» **TASK STATEMENT**: Transcribe the listing word for word.

» **RECORD SET**:

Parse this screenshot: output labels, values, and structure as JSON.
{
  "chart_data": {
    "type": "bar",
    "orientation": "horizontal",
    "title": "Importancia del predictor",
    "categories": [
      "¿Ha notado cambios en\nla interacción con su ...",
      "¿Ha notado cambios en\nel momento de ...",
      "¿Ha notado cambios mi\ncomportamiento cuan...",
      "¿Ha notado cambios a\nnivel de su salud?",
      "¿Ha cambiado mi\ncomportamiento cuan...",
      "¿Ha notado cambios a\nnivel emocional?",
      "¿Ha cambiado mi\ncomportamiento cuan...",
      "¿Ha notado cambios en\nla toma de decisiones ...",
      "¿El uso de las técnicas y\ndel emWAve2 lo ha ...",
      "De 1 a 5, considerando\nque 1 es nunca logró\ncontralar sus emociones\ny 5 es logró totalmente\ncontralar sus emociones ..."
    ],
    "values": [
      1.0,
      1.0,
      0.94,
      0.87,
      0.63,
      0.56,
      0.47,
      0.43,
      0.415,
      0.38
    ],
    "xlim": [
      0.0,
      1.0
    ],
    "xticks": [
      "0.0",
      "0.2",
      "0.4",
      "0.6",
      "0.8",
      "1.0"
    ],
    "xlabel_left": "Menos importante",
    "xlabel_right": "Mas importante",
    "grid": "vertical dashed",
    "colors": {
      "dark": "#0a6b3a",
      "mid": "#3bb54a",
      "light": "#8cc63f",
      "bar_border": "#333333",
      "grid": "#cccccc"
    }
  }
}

» **ANSWER TO THIS TASK**:
Parse this screenshot: output labels, values, and structure as JSON.
{
  "chart_data": {
    "type": "bar",
    "orientation": "horizontal",
    "title": "Importancia del predictor",
    "categories": [
      "¿Ha notado cambios en\nla interacción con su ...",
      "¿Ha notado cambios en\nel momento de ...",
      "¿Ha notado cambios mi\ncomportamiento cuan...",
      "¿Ha notado cambios a\nnivel de su salud?",
      "¿Ha cambiado mi\ncomportamiento cuan...",
      "¿Ha notado cambios a\nnivel emocional?",
      "¿Ha cambiado mi\ncomportamiento cuan...",
      "¿Ha notado cambios en\nla toma de decisiones ...",
      "¿El uso de las técnicas y\ndel emWAve2 lo ha ...",
      "De 1 a 5, considerando\nque 1 es nunca logró\ncontralar sus emociones\ny 5 es logró totalmente\ncontralar sus emociones ..."
    ],
    "values": [
      1.0,
      1.0,
      0.94,
      0.87,
      0.63,
      0.56,
      0.47,
      0.43,
      0.415,
      0.38
    ],
    "xlim": [
      0.0,
      1.0
    ],
    "xticks": [
      "0.0",
      "0.2",
      "0.4",
      "0.6",
      "0.8",
      "1.0"
    ],
    "xlabel_left": "Menos importante",
    "xlabel_right": "Mas importante",
    "grid": "vertical dashed",
    "colors": {
      "dark": "#0a6b3a",
      "mid": "#3bb54a",
      "light": "#8cc63f",
      "bar_border": "#333333",
      "grid": "#cccccc"
    }
  }
}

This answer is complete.